### Objective
Count how many lines hold the string "ugnayan". Answer with that number and nothing more.

_ _ _ _

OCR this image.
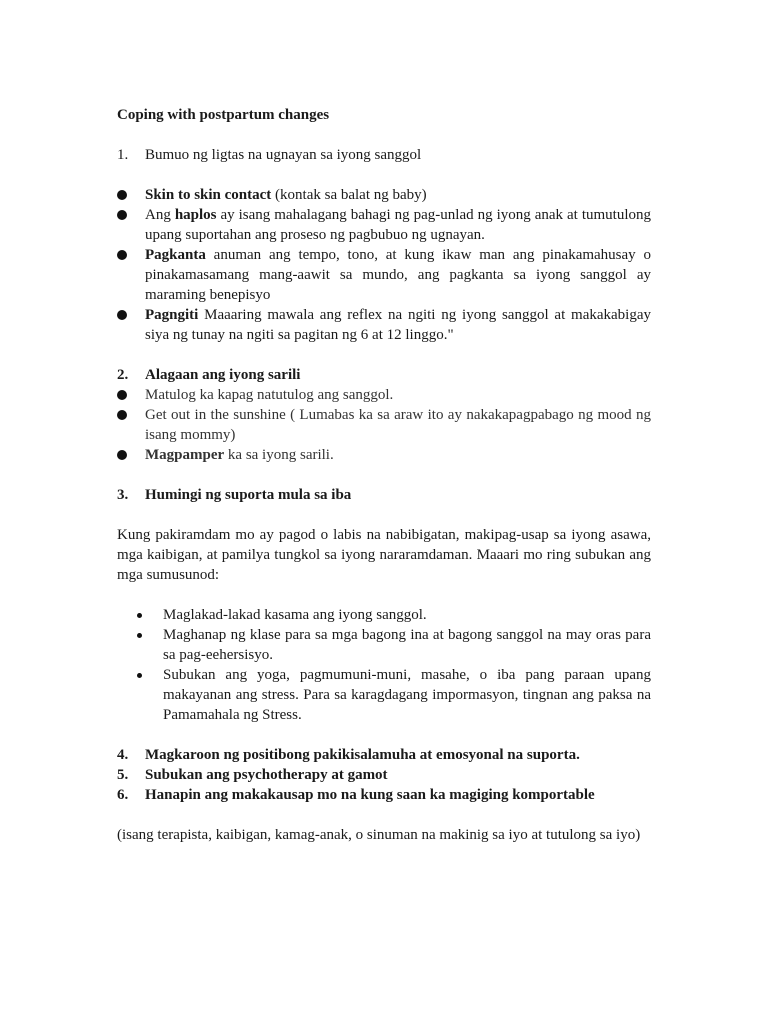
Coping with postpartum changes

1.	Bumuo ng ligtas na ugnayan sa iyong sanggol
Skin to skin contact (kontak sa balat ng baby)
Ang haplos ay isang mahalagang bahagi ng pag-unlad ng iyong anak at tumutulong upang suportahan ang proseso ng pagbubuo ng ugnayan.
Pagkanta anuman ang tempo, tono, at kung ikaw man ang pinakamahusay o pinakamasamang mang-aawit sa mundo, ang pagkanta sa iyong sanggol ay maraming benepisyo
Pagngiti Maaaring mawala ang reflex na ngiti ng iyong sanggol at makakabigay siya ng tunay na ngiti sa pagitan ng 6 at 12 linggo."
2.	Alagaan ang iyong sarili
Matulog ka kapag natutulog ang sanggol.
Get out in the sunshine ( Lumabas ka sa araw ito ay nakakapagpabago ng mood ng isang mommy)
Magpamper ka sa iyong sarili.
3.	Humingi ng suporta mula sa iba

Kung pakiramdam mo ay pagod o labis na nabibigatan, makipag-usap sa iyong asawa, mga kaibigan, at pamilya tungkol sa iyong nararamdaman. Maaari mo ring subukan ang mga sumusunod:

Maglakad-lakad kasama ang iyong sanggol.
Maghanap ng klase para sa mga bagong ina at bagong sanggol na may oras para sa pag-eehersisyo.
Subukan ang yoga, pagmumuni-muni, masahe, o iba pang paraan upang makayanan ang stress. Para sa karagdagang impormasyon, tingnan ang paksa na Pamamahala ng Stress.
4.	Magkaroon ng positibong pakikisalamuha at emosyonal na suporta.
5.	Subukan ang psychotherapy at gamot
6.	Hanapin ang makakausap mo na kung saan ka magiging komportable

(isang terapista, kaibigan, kamag-anak, o sinuman na makinig sa iyo at tutulong sa iyo)
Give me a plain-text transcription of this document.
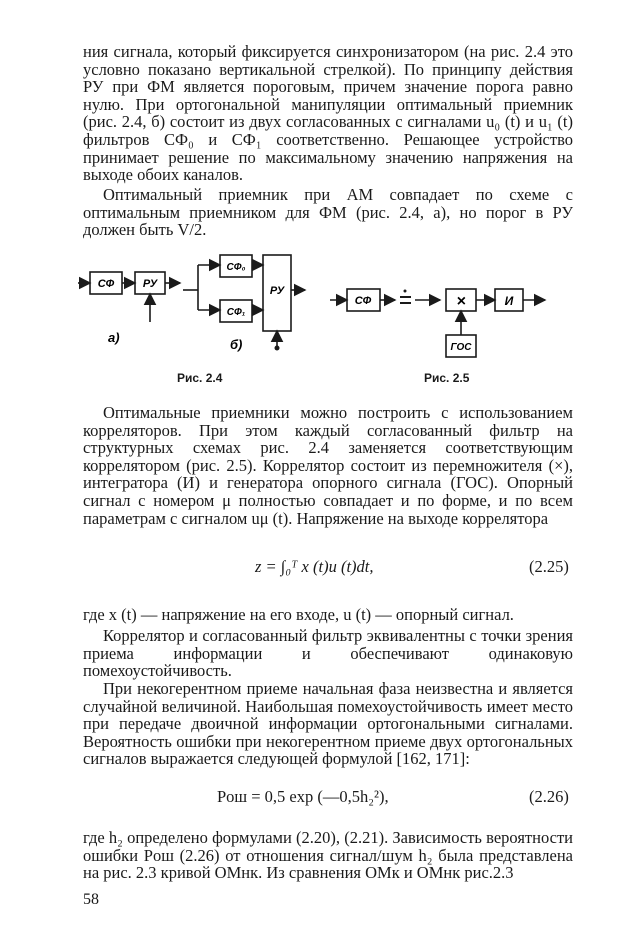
ния сигнала, который фиксируется синхронизатором (на рис. 2.4 это условно показано вертикальной стрелкой). По принципу действия РУ при ФМ является пороговым, причем значение порога равно нулю. При ортогональной манипуляции оптимальный приемник (рис. 2.4, б) состоит из двух согласованных с сигналами u₀ (t) и u₁ (t) фильтров СФ₀ и СФ₁ соответственно. Решающее устройство принимает решение по максимальному значению напряжения на выходе обоих каналов.

Оптимальный приемник при АМ совпадает по схеме с оптимальным приемником для ФМ (рис. 2.4, а), но порог в РУ должен быть V/2.

СФ	РУ
СФ₀
СФ₁
РУ
а)	б)
СФ	×	И
ГОС
Рис. 2.4	Рис. 2.5

Оптимальные приемники можно построить с использованием корреляторов. При этом каждый согласованный фильтр на структурных схемах рис. 2.4 заменяется соответствующим коррелятором (рис. 2.5). Коррелятор состоит из перемножителя (×), интегратора (И) и генератора опорного сигнала (ГОС). Опорный сигнал с номером μ полностью совпадает и по форме, и по всем параметрам с сигналом uμ (t). Напряжение на выходе коррелятора

z = ∫₀ᵀ x (t)u (t)dt,	(2.25)

где x (t) — напряжение на его входе, u (t) — опорный сигнал.

Коррелятор и согласованный фильтр эквивалентны с точки зрения приема информации и обеспечивают одинаковую помехоустойчивость.

При некогерентном приеме начальная фаза неизвестна и является случайной величиной. Наибольшая помехоустойчивость имеет место при передаче двоичной информации ортогональными сигналами. Вероятность ошибки при некогерентном приеме двух ортогональных сигналов выражается следующей формулой [162, 171]:

Pош = 0,5 exp (—0,5h₂²),	(2.26)

где h₂ определено формулами (2.20), (2.21). Зависимость вероятности ошибки Pош (2.26) от отношения сигнал/шум h₂ была представлена на рис. 2.3 кривой ОМнк. Из сравнения ОМк и ОМнк рис.2.3

58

_ _ _ _

### Output of the task
2